Problem statement
Report the count of lines where the string "Станке" appears, and nothing else.

Data supplied

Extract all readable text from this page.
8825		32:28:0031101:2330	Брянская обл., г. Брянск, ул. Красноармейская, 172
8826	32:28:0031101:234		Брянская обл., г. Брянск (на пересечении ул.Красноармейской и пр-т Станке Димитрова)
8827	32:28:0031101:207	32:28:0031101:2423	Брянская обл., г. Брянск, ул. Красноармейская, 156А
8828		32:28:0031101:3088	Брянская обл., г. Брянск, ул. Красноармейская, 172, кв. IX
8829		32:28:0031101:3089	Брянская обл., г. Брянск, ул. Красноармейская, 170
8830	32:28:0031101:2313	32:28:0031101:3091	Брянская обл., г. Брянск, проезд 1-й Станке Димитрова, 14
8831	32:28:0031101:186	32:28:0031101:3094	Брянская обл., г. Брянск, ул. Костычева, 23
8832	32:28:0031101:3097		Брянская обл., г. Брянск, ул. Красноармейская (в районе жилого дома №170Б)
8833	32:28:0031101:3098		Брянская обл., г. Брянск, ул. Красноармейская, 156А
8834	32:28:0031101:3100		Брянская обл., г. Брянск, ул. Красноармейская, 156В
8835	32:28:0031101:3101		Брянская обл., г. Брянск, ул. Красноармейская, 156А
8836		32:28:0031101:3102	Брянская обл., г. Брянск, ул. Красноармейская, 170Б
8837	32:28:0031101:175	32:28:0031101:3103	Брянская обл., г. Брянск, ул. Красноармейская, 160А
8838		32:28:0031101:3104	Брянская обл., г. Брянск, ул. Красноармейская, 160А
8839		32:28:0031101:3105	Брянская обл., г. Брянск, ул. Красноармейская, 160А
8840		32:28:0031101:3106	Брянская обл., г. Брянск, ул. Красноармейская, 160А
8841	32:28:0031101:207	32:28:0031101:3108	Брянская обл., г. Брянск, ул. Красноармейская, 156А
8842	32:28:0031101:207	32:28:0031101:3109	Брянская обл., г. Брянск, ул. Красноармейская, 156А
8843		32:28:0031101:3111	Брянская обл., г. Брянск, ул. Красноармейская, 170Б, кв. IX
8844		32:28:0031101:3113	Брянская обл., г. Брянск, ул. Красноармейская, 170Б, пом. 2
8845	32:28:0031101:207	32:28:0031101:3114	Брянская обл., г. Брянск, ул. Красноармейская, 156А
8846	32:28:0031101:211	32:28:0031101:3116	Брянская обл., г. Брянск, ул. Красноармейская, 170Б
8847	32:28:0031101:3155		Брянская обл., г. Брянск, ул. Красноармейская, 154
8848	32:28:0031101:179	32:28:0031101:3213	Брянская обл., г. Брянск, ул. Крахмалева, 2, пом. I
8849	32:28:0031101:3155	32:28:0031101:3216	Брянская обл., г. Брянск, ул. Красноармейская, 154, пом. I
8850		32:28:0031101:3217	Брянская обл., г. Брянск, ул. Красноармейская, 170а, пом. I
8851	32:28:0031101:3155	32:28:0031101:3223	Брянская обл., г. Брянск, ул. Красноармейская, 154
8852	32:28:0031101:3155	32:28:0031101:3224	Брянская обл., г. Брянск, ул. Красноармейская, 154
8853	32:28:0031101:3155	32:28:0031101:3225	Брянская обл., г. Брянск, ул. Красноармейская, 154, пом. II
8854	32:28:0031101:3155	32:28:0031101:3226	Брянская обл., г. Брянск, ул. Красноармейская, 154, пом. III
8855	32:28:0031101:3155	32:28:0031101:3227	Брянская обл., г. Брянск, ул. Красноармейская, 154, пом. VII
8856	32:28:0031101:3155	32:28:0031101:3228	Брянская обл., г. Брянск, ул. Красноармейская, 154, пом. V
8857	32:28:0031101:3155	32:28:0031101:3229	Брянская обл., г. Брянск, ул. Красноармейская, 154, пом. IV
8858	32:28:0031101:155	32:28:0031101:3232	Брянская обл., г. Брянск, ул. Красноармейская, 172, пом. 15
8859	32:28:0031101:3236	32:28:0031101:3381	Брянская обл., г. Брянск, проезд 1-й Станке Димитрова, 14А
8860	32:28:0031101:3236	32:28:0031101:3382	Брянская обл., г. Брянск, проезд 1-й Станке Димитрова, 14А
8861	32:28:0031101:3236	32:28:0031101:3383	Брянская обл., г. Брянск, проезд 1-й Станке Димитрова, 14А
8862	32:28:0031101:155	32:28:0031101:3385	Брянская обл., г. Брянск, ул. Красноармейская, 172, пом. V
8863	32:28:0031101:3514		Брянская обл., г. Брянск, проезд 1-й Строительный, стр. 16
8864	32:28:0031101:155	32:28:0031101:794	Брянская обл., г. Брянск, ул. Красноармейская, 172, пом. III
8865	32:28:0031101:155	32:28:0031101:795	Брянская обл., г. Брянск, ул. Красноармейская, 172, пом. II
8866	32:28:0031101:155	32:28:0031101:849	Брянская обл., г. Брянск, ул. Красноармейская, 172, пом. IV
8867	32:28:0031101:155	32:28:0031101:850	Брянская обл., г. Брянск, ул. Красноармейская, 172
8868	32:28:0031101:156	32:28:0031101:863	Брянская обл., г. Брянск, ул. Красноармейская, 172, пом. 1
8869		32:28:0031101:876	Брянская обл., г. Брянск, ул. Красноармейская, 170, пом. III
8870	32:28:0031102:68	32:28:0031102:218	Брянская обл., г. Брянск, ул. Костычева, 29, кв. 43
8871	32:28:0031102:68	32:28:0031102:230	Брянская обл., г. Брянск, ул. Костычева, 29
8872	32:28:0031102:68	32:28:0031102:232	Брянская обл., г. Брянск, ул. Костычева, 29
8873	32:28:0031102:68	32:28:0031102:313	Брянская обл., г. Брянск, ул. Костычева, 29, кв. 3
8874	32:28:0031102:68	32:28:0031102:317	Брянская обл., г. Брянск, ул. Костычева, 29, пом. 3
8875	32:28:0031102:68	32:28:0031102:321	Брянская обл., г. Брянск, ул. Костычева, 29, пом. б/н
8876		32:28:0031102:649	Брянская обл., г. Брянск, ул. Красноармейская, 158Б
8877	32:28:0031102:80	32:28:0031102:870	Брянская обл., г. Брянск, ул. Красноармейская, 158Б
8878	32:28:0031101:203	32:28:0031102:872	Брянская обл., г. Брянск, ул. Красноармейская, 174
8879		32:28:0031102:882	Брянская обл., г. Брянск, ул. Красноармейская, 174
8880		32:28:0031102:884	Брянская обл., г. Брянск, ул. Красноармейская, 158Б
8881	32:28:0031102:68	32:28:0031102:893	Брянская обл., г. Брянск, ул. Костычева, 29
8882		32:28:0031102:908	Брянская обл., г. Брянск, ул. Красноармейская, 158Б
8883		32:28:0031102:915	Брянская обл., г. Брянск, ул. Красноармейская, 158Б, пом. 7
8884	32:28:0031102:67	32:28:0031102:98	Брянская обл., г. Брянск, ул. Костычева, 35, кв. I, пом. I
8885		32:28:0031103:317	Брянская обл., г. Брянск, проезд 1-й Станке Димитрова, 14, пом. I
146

Answer to the exercise
6